> _Short task_
All of the data below should be written out exactly.

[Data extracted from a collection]
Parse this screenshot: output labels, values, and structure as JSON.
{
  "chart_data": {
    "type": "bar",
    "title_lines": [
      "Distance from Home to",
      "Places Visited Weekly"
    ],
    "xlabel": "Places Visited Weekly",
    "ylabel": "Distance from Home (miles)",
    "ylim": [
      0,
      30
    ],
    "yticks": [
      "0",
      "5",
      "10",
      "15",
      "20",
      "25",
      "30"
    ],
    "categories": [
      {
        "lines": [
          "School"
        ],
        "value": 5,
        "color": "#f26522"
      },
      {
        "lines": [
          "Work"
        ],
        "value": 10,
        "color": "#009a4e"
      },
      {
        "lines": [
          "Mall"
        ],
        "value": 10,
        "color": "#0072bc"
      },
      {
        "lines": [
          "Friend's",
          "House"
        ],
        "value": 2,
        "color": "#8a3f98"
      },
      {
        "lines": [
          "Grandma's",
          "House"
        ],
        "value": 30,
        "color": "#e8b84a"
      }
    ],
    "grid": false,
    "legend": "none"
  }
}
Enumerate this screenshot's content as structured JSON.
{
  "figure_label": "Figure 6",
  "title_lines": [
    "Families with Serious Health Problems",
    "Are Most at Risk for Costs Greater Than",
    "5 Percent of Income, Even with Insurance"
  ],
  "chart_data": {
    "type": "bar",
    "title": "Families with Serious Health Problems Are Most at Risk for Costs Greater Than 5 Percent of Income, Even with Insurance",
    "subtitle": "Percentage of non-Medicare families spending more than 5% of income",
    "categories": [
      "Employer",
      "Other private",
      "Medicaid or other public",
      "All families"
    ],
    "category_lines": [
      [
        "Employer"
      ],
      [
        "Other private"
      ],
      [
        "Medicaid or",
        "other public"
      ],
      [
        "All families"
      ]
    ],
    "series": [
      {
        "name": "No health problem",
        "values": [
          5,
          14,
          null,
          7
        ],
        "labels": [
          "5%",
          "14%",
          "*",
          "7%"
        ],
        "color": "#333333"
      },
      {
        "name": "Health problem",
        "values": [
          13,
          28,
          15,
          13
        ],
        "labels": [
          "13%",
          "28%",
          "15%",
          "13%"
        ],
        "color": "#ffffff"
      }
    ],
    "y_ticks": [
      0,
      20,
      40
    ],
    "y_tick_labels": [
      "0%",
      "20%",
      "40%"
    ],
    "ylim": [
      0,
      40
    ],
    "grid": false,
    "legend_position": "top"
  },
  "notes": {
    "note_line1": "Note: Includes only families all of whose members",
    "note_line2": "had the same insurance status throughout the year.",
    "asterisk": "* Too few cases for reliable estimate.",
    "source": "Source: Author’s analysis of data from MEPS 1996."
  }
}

> _Task answer_
Parse this screenshot: output labels, values, and structure as JSON.
{
  "chart_data": {
    "type": "bar",
    "title_lines": [
      "Distance from Home to",
      "Places Visited Weekly"
    ],
    "xlabel": "Places Visited Weekly",
    "ylabel": "Distance from Home (miles)",
    "ylim": [
      0,
      30
    ],
    "yticks": [
      "0",
      "5",
      "10",
      "15",
      "20",
      "25",
      "30"
    ],
    "categories": [
      {
        "lines": [
          "School"
        ],
        "value": 5,
        "color": "#f26522"
      },
      {
        "lines": [
          "Work"
        ],
        "value": 10,
        "color": "#009a4e"
      },
      {
        "lines": [
          "Mall"
        ],
        "value": 10,
        "color": "#0072bc"
      },
      {
        "lines": [
          "Friend's",
          "House"
        ],
        "value": 2,
        "color": "#8a3f98"
      },
      {
        "lines": [
          "Grandma's",
          "House"
        ],
        "value": 30,
        "color": "#e8b84a"
      }
    ],
    "grid": false,
    "legend": "none"
  }
}
Enumerate this screenshot's content as structured JSON.
{
  "figure_label": "Figure 6",
  "title_lines": [
    "Families with Serious Health Problems",
    "Are Most at Risk for Costs Greater Than",
    "5 Percent of Income, Even with Insurance"
  ],
  "chart_data": {
    "type": "bar",
    "title": "Families with Serious Health Problems Are Most at Risk for Costs Greater Than 5 Percent of Income, Even with Insurance",
    "subtitle": "Percentage of non-Medicare families spending more than 5% of income",
    "categories": [
      "Employer",
      "Other private",
      "Medicaid or other public",
      "All families"
    ],
    "category_lines": [
      [
        "Employer"
      ],
      [
        "Other private"
      ],
      [
        "Medicaid or",
        "other public"
      ],
      [
        "All families"
      ]
    ],
    "series": [
      {
        "name": "No health problem",
        "values": [
          5,
          14,
          null,
          7
        ],
        "labels": [
          "5%",
          "14%",
          "*",
          "7%"
        ],
        "color": "#333333"
      },
      {
        "name": "Health problem",
        "values": [
          13,
          28,
          15,
          13
        ],
        "labels": [
          "13%",
          "28%",
          "15%",
          "13%"
        ],
        "color": "#ffffff"
      }
    ],
    "y_ticks": [
      0,
      20,
      40
    ],
    "y_tick_labels": [
      "0%",
      "20%",
      "40%"
    ],
    "ylim": [
      0,
      40
    ],
    "grid": false,
    "legend_position": "top"
  },
  "notes": {
    "note_line1": "Note: Includes only families all of whose members",
    "note_line2": "had the same insurance status throughout the year.",
    "asterisk": "* Too few cases for reliable estimate.",
    "source": "Source: Author’s analysis of data from MEPS 1996."
  }
}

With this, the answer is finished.